Make an exact copy of the entries below with the pictures removed.
+++ DATA ENTRIES +++
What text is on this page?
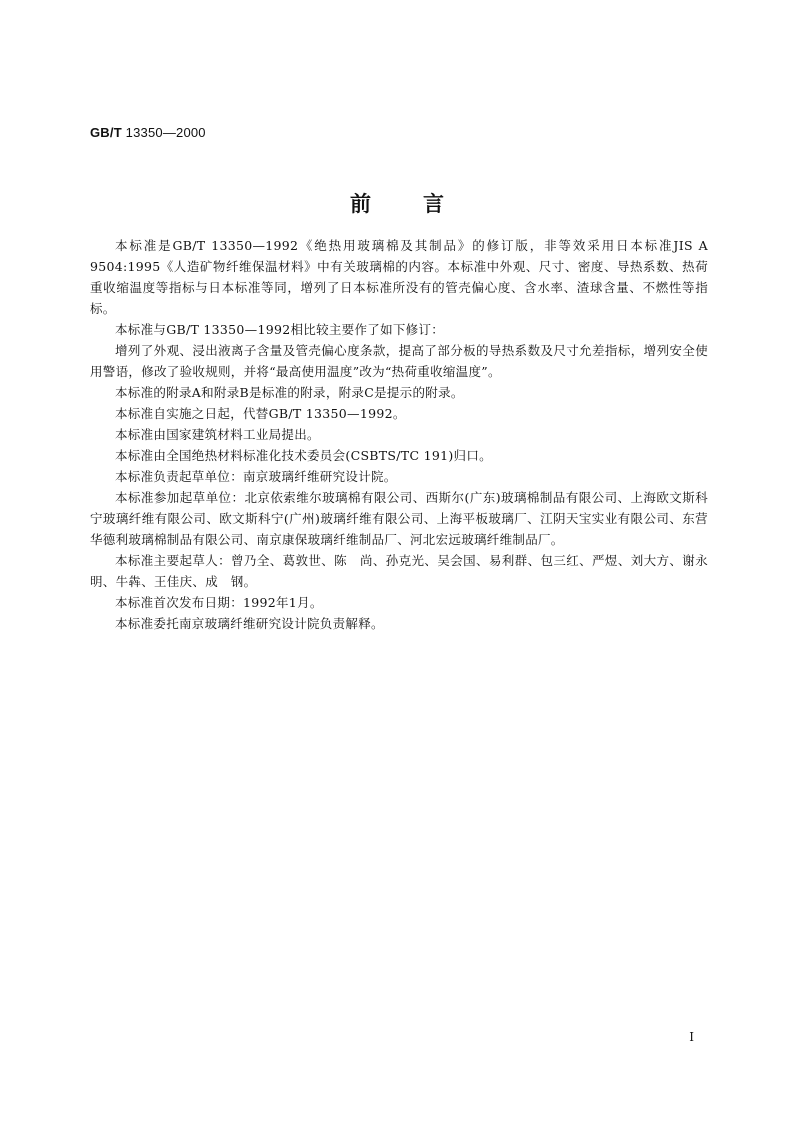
GB/T 13350—2000
前言

本标准是GB/T 13350—1992《绝热用玻璃棉及其制品》的修订版，非等效采用日本标准JIS A 9504:1995《人造矿物纤维保温材料》中有关玻璃棉的内容。本标准中外观、尺寸、密度、导热系数、热荷重收缩温度等指标与日本标准等同，增列了日本标准所没有的管壳偏心度、含水率、渣球含量、不燃性等指标。

本标准与GB/T 13350—1992相比较主要作了如下修订：

增列了外观、浸出液离子含量及管壳偏心度条款，提高了部分板的导热系数及尺寸允差指标，增列安全使用警语，修改了验收规则，并将“最高使用温度”改为“热荷重收缩温度”。

本标准的附录A和附录B是标准的附录，附录C是提示的附录。

本标准自实施之日起，代替GB/T 13350—1992。

本标准由国家建筑材料工业局提出。

本标准由全国绝热材料标准化技术委员会(CSBTS/TC 191)归口。

本标准负责起草单位：南京玻璃纤维研究设计院。

本标准参加起草单位：北京依索维尔玻璃棉有限公司、西斯尔(广东)玻璃棉制品有限公司、上海欧文斯科宁玻璃纤维有限公司、欧文斯科宁(广州)玻璃纤维有限公司、上海平板玻璃厂、江阴天宝实业有限公司、东营华德利玻璃棉制品有限公司、南京康保玻璃纤维制品厂、河北宏远玻璃纤维制品厂。

本标准主要起草人：曾乃全、葛敦世、陈　尚、孙克光、吴会国、易利群、包三红、严煜、刘大方、谢永明、牛犇、王佳庆、成　钢。

本标准首次发布日期：1992年1月。

本标准委托南京玻璃纤维研究设计院负责解释。

I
+++
◆ **EXERCISE OUTPUT**
What text is on this page?
GB/T 13350—2000
前言

本标准是GB/T 13350—1992《绝热用玻璃棉及其制品》的修订版，非等效采用日本标准JIS A 9504:1995《人造矿物纤维保温材料》中有关玻璃棉的内容。本标准中外观、尺寸、密度、导热系数、热荷重收缩温度等指标与日本标准等同，增列了日本标准所没有的管壳偏心度、含水率、渣球含量、不燃性等指标。

本标准与GB/T 13350—1992相比较主要作了如下修订：

增列了外观、浸出液离子含量及管壳偏心度条款，提高了部分板的导热系数及尺寸允差指标，增列安全使用警语，修改了验收规则，并将“最高使用温度”改为“热荷重收缩温度”。

本标准的附录A和附录B是标准的附录，附录C是提示的附录。

本标准自实施之日起，代替GB/T 13350—1992。

本标准由国家建筑材料工业局提出。

本标准由全国绝热材料标准化技术委员会(CSBTS/TC 191)归口。

本标准负责起草单位：南京玻璃纤维研究设计院。

本标准参加起草单位：北京依索维尔玻璃棉有限公司、西斯尔(广东)玻璃棉制品有限公司、上海欧文斯科宁玻璃纤维有限公司、欧文斯科宁(广州)玻璃纤维有限公司、上海平板玻璃厂、江阴天宝实业有限公司、东营华德利玻璃棉制品有限公司、南京康保玻璃纤维制品厂、河北宏远玻璃纤维制品厂。

本标准主要起草人：曾乃全、葛敦世、陈　尚、孙克光、吴会国、易利群、包三红、严煜、刘大方、谢永明、牛犇、王佳庆、成　钢。

本标准首次发布日期：1992年1月。

本标准委托南京玻璃纤维研究设计院负责解释。

I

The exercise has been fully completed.